Input:
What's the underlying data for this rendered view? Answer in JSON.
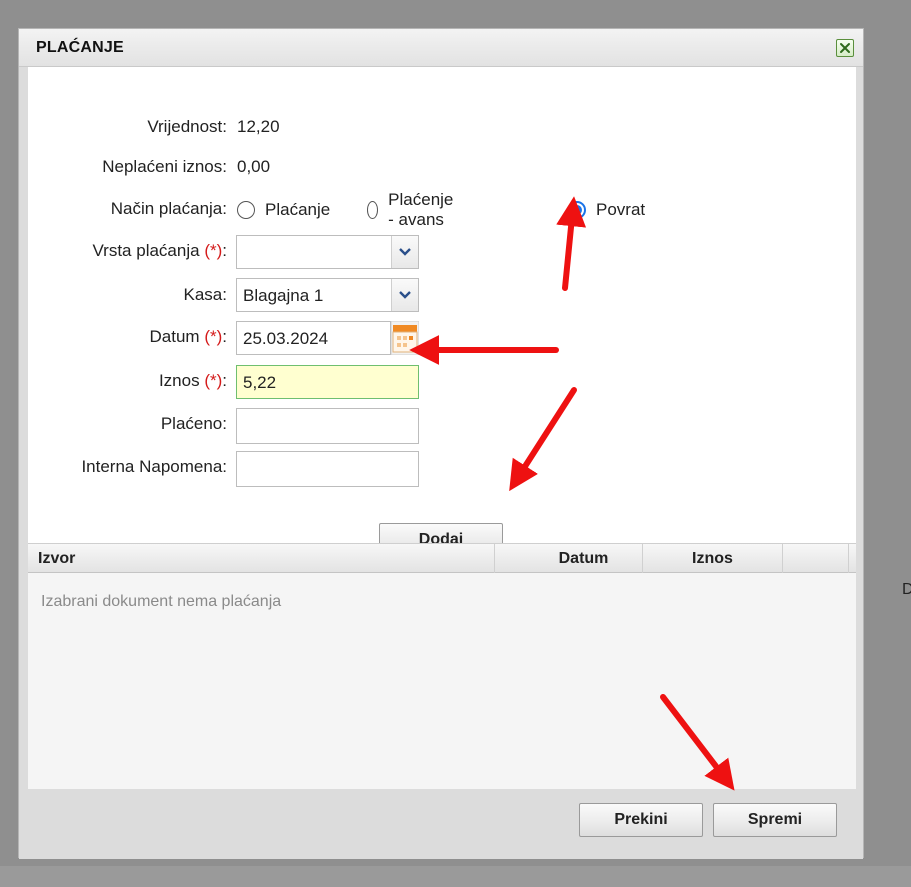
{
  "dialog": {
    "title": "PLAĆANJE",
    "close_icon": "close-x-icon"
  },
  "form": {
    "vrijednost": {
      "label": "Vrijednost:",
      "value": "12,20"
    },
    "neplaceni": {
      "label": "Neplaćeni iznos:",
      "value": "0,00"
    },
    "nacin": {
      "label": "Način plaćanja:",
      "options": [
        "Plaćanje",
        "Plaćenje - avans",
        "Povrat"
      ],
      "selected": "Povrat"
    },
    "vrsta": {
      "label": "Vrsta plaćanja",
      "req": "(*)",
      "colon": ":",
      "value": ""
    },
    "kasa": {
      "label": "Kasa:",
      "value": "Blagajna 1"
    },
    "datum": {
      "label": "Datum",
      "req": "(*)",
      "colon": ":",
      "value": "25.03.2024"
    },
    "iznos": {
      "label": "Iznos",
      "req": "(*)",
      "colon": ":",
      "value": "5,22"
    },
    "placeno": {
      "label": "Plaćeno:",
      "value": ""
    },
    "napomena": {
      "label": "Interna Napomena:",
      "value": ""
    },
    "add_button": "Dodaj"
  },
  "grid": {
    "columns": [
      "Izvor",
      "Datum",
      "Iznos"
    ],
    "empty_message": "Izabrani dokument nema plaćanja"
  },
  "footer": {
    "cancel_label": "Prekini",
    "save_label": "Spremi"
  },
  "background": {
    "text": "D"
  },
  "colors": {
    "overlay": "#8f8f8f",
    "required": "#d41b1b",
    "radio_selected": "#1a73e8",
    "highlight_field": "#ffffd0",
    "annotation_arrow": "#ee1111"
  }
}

Task requirements: Can the entries above be repeated exactly, without their pictures?

The solution:
What's the underlying data for this rendered view? Answer in JSON.
{
  "dialog": {
    "title": "PLAĆANJE",
    "close_icon": "close-x-icon"
  },
  "form": {
    "vrijednost": {
      "label": "Vrijednost:",
      "value": "12,20"
    },
    "neplaceni": {
      "label": "Neplaćeni iznos:",
      "value": "0,00"
    },
    "nacin": {
      "label": "Način plaćanja:",
      "options": [
        "Plaćanje",
        "Plaćenje - avans",
        "Povrat"
      ],
      "selected": "Povrat"
    },
    "vrsta": {
      "label": "Vrsta plaćanja",
      "req": "(*)",
      "colon": ":",
      "value": ""
    },
    "kasa": {
      "label": "Kasa:",
      "value": "Blagajna 1"
    },
    "datum": {
      "label": "Datum",
      "req": "(*)",
      "colon": ":",
      "value": "25.03.2024"
    },
    "iznos": {
      "label": "Iznos",
      "req": "(*)",
      "colon": ":",
      "value": "5,22"
    },
    "placeno": {
      "label": "Plaćeno:",
      "value": ""
    },
    "napomena": {
      "label": "Interna Napomena:",
      "value": ""
    },
    "add_button": "Dodaj"
  },
  "grid": {
    "columns": [
      "Izvor",
      "Datum",
      "Iznos"
    ],
    "empty_message": "Izabrani dokument nema plaćanja"
  },
  "footer": {
    "cancel_label": "Prekini",
    "save_label": "Spremi"
  },
  "background": {
    "text": "D"
  },
  "colors": {
    "overlay": "#8f8f8f",
    "required": "#d41b1b",
    "radio_selected": "#1a73e8",
    "highlight_field": "#ffffd0",
    "annotation_arrow": "#ee1111"
  }
}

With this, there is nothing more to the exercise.